# START OF Task material

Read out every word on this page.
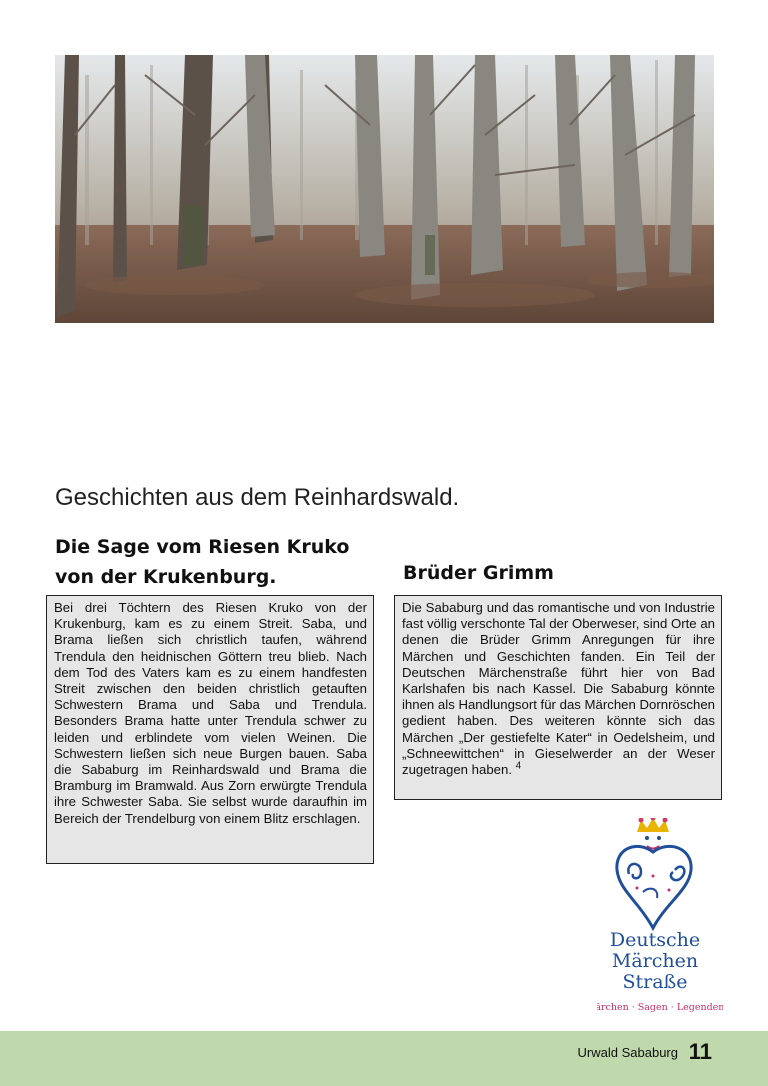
Geschichten aus dem Reinhardswald.
Die Sage vom Riesen Kruko
von der Krukenburg.	Brüder Grimm

Bei drei Töchtern des Riesen Kruko von der Krukenburg, kam es zu einem Streit. Saba, und Brama ließen sich christlich taufen, während Trendula den heidnischen Göttern treu blieb. Nach dem Tod des Vaters kam es zu einem handfesten Streit zwischen den beiden christlich getauften Schwestern Brama und Saba und Trendula. Besonders Brama hatte unter Trendula schwer zu leiden und erblindete vom vielen Weinen. Die Schwestern ließen sich neue Burgen bauen. Saba die Sababurg im Reinhardswald und Brama die Bramburg im Bramwald. Aus Zorn erwürgte Trendula ihre Schwester Saba. Sie selbst wurde daraufhin im Bereich der Trendelburg von einem Blitz erschlagen.

Die Sababurg und das romantische und von Industrie fast völlig verschonte Tal der Oberweser, sind Orte an denen die Brüder Grimm Anregungen für ihre Märchen und Geschichten fanden. Ein Teil der Deutschen Märchenstraße führt hier von Bad Karlshafen bis nach Kassel. Die Sababurg könnte ihnen als Handlungsort für das Märchen Dornröschen gedient haben. Des weiteren könnte sich das Märchen „Der gestiefelte Kater“ in Oedelsheim, und „Schneewittchen“ in Gieselwerder an der Weser zugetragen haben. $^4$

Deutsche
Märchen
Straße
Märchen · Sagen · Legenden
Urwald Sababurg 11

# END OF Task material

→ Task goal
Make a word-for-word copy of the entries, without any pictures.

→ The solution
Read out every word on this page.
Geschichten aus dem Reinhardswald.
Die Sage vom Riesen Kruko
von der Krukenburg.	Brüder Grimm

Bei drei Töchtern des Riesen Kruko von der Krukenburg, kam es zu einem Streit. Saba, und Brama ließen sich christlich taufen, während Trendula den heidnischen Göttern treu blieb. Nach dem Tod des Vaters kam es zu einem handfesten Streit zwischen den beiden christlich getauften Schwestern Brama und Saba und Trendula. Besonders Brama hatte unter Trendula schwer zu leiden und erblindete vom vielen Weinen. Die Schwestern ließen sich neue Burgen bauen. Saba die Sababurg im Reinhardswald und Brama die Bramburg im Bramwald. Aus Zorn erwürgte Trendula ihre Schwester Saba. Sie selbst wurde daraufhin im Bereich der Trendelburg von einem Blitz erschlagen.

Die Sababurg und das romantische und von Industrie fast völlig verschonte Tal der Oberweser, sind Orte an denen die Brüder Grimm Anregungen für ihre Märchen und Geschichten fanden. Ein Teil der Deutschen Märchenstraße führt hier von Bad Karlshafen bis nach Kassel. Die Sababurg könnte ihnen als Handlungsort für das Märchen Dornröschen gedient haben. Des weiteren könnte sich das Märchen „Der gestiefelte Kater“ in Oedelsheim, und „Schneewittchen“ in Gieselwerder an der Weser zugetragen haben. $^4$

Deutsche
Märchen
Straße
Märchen · Sagen · Legenden
Urwald Sababurg 11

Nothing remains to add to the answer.